Reproduce the material below with every occurrence of "sender-name" replaced by "author-name", leaving everything else unchanged.

▸ **RECORDS TO USE**
==============================
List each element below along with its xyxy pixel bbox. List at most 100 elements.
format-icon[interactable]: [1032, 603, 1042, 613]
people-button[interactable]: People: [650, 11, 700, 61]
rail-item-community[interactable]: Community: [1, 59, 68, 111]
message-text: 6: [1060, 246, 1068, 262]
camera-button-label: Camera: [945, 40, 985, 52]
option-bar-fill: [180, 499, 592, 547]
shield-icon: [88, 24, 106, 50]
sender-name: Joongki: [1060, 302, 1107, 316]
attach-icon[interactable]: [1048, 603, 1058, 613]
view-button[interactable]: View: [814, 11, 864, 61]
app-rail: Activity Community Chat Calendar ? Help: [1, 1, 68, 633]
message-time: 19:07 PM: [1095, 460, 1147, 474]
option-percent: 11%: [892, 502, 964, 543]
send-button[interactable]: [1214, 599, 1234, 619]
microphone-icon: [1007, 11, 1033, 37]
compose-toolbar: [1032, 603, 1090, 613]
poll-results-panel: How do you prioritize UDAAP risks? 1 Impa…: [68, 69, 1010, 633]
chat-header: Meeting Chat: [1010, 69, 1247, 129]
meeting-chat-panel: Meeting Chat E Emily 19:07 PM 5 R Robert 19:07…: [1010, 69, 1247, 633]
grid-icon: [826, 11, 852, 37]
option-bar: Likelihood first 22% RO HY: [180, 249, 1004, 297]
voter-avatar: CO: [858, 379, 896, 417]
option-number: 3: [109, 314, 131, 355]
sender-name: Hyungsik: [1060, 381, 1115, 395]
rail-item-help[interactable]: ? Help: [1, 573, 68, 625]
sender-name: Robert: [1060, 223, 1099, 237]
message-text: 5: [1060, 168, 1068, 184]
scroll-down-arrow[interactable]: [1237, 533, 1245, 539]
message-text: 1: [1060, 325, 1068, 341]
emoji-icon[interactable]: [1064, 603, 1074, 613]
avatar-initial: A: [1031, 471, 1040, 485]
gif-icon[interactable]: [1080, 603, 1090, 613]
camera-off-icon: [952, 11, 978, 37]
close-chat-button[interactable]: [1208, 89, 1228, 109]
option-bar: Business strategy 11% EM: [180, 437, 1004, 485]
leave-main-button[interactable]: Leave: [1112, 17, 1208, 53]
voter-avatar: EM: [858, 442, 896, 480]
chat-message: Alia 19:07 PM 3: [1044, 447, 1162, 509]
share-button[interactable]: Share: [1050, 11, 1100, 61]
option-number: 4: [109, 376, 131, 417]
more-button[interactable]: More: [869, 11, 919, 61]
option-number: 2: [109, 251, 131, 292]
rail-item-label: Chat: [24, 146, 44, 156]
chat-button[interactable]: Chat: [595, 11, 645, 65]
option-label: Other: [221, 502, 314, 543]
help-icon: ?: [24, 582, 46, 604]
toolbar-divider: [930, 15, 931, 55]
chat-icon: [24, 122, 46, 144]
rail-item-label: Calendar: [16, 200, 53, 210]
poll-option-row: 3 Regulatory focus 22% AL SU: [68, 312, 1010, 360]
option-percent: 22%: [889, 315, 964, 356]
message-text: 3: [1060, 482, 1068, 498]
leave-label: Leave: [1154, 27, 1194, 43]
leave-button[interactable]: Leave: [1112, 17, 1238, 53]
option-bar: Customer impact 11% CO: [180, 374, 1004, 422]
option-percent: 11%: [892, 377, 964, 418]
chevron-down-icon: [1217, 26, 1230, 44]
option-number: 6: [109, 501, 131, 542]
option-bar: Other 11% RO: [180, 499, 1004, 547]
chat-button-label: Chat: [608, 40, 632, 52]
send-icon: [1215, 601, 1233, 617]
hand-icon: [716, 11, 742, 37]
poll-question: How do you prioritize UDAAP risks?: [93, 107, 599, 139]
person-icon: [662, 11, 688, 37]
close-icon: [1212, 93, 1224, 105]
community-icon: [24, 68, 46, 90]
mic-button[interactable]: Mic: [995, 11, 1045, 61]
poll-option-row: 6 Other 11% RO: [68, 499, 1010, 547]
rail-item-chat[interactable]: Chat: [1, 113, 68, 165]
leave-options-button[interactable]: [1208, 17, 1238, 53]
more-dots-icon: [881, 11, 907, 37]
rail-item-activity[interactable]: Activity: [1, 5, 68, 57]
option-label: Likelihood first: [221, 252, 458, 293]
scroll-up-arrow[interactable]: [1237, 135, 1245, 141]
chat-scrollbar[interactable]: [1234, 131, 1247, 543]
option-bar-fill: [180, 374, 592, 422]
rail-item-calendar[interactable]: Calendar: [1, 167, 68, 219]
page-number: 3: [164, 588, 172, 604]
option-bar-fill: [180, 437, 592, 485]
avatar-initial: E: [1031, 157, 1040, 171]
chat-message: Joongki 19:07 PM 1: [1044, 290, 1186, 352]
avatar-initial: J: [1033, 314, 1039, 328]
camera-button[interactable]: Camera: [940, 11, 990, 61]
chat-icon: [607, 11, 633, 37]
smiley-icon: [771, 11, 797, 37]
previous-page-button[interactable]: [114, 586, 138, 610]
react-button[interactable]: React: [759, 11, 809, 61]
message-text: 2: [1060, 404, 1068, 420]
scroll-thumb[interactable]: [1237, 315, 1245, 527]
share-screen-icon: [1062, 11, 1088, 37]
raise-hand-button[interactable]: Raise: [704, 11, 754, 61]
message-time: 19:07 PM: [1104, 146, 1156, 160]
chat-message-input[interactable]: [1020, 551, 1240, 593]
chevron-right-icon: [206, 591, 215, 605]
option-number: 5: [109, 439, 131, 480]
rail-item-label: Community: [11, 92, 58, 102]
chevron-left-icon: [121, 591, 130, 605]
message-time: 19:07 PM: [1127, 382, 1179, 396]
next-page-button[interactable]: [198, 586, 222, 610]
==============================
▸ **REPLY TO THE EXERCISE**
List each element below along with its xyxy pixel bbox. List at most 100 elements.
format-icon[interactable]: [1032, 603, 1042, 613]
people-button[interactable]: People: [650, 11, 700, 61]
rail-item-community[interactable]: Community: [1, 59, 68, 111]
message-text: 6: [1060, 246, 1068, 262]
camera-button-label: Camera: [945, 40, 985, 52]
option-bar-fill: [180, 499, 592, 547]
shield-icon: [88, 24, 106, 50]
author-name: Joongki: [1060, 302, 1107, 316]
attach-icon[interactable]: [1048, 603, 1058, 613]
view-button[interactable]: View: [814, 11, 864, 61]
app-rail: Activity Community Chat Calendar ? Help: [1, 1, 68, 633]
message-time: 19:07 PM: [1095, 460, 1147, 474]
option-percent: 11%: [892, 502, 964, 543]
send-button[interactable]: [1214, 599, 1234, 619]
microphone-icon: [1007, 11, 1033, 37]
compose-toolbar: [1032, 603, 1090, 613]
poll-results-panel: How do you prioritize UDAAP risks? 1 Impa…: [68, 69, 1010, 633]
chat-header: Meeting Chat: [1010, 69, 1247, 129]
meeting-chat-panel: Meeting Chat E Emily 19:07 PM 5 R Robert 19:07…: [1010, 69, 1247, 633]
grid-icon: [826, 11, 852, 37]
option-bar: Likelihood first 22% RO HY: [180, 249, 1004, 297]
voter-avatar: CO: [858, 379, 896, 417]
option-number: 3: [109, 314, 131, 355]
author-name: Hyungsik: [1060, 381, 1115, 395]
rail-item-help[interactable]: ? Help: [1, 573, 68, 625]
author-name: Robert: [1060, 223, 1099, 237]
message-text: 5: [1060, 168, 1068, 184]
scroll-down-arrow[interactable]: [1237, 533, 1245, 539]
message-text: 1: [1060, 325, 1068, 341]
emoji-icon[interactable]: [1064, 603, 1074, 613]
avatar-initial: A: [1031, 471, 1040, 485]
gif-icon[interactable]: [1080, 603, 1090, 613]
camera-off-icon: [952, 11, 978, 37]
close-chat-button[interactable]: [1208, 89, 1228, 109]
option-bar: Business strategy 11% EM: [180, 437, 1004, 485]
leave-main-button[interactable]: Leave: [1112, 17, 1208, 53]
voter-avatar: EM: [858, 442, 896, 480]
chat-message: Alia 19:07 PM 3: [1044, 447, 1162, 509]
share-button[interactable]: Share: [1050, 11, 1100, 61]
option-number: 4: [109, 376, 131, 417]
more-button[interactable]: More: [869, 11, 919, 61]
option-number: 2: [109, 251, 131, 292]
rail-item-label: Chat: [24, 146, 44, 156]
chat-button[interactable]: Chat: [595, 11, 645, 65]
option-label: Other: [221, 502, 314, 543]
help-icon: ?: [24, 582, 46, 604]
toolbar-divider: [930, 15, 931, 55]
chat-icon: [24, 122, 46, 144]
rail-item-label: Calendar: [16, 200, 53, 210]
poll-option-row: 3 Regulatory focus 22% AL SU: [68, 312, 1010, 360]
option-percent: 22%: [889, 315, 964, 356]
message-text: 3: [1060, 482, 1068, 498]
leave-label: Leave: [1154, 27, 1194, 43]
leave-button[interactable]: Leave: [1112, 17, 1238, 53]
option-bar: Customer impact 11% CO: [180, 374, 1004, 422]
option-percent: 11%: [892, 377, 964, 418]
chevron-down-icon: [1217, 26, 1230, 44]
option-number: 6: [109, 501, 131, 542]
option-bar: Other 11% RO: [180, 499, 1004, 547]
chat-button-label: Chat: [608, 40, 632, 52]
send-icon: [1215, 601, 1233, 617]
hand-icon: [716, 11, 742, 37]
poll-question: How do you prioritize UDAAP risks?: [93, 107, 599, 139]
person-icon: [662, 11, 688, 37]
close-icon: [1212, 93, 1224, 105]
community-icon: [24, 68, 46, 90]
mic-button[interactable]: Mic: [995, 11, 1045, 61]
poll-option-row: 6 Other 11% RO: [68, 499, 1010, 547]
rail-item-chat[interactable]: Chat: [1, 113, 68, 165]
leave-options-button[interactable]: [1208, 17, 1238, 53]
more-dots-icon: [881, 11, 907, 37]
rail-item-activity[interactable]: Activity: [1, 5, 68, 57]
option-label: Likelihood first: [221, 252, 458, 293]
scroll-up-arrow[interactable]: [1237, 135, 1245, 141]
chat-scrollbar[interactable]: [1234, 131, 1247, 543]
option-bar-fill: [180, 374, 592, 422]
rail-item-calendar[interactable]: Calendar: [1, 167, 68, 219]
page-number: 3: [164, 588, 172, 604]
option-bar-fill: [180, 437, 592, 485]
avatar-initial: E: [1031, 157, 1040, 171]
chat-message: Joongki 19:07 PM 1: [1044, 290, 1186, 352]
avatar-initial: J: [1033, 314, 1039, 328]
camera-button[interactable]: Camera: [940, 11, 990, 61]
chat-icon: [607, 11, 633, 37]
smiley-icon: [771, 11, 797, 37]
previous-page-button[interactable]: [114, 586, 138, 610]
react-button[interactable]: React: [759, 11, 809, 61]
message-text: 2: [1060, 404, 1068, 420]
scroll-thumb[interactable]: [1237, 315, 1245, 527]
share-screen-icon: [1062, 11, 1088, 37]
raise-hand-button[interactable]: Raise: [704, 11, 754, 61]
message-time: 19:07 PM: [1104, 146, 1156, 160]
chat-message-input[interactable]: [1020, 551, 1240, 593]
chevron-right-icon: [206, 591, 215, 605]
option-number: 5: [109, 439, 131, 480]
rail-item-label: Community: [11, 92, 58, 102]
chevron-left-icon: [121, 591, 130, 605]
message-time: 19:07 PM: [1127, 382, 1179, 396]
next-page-button[interactable]: [198, 586, 222, 610]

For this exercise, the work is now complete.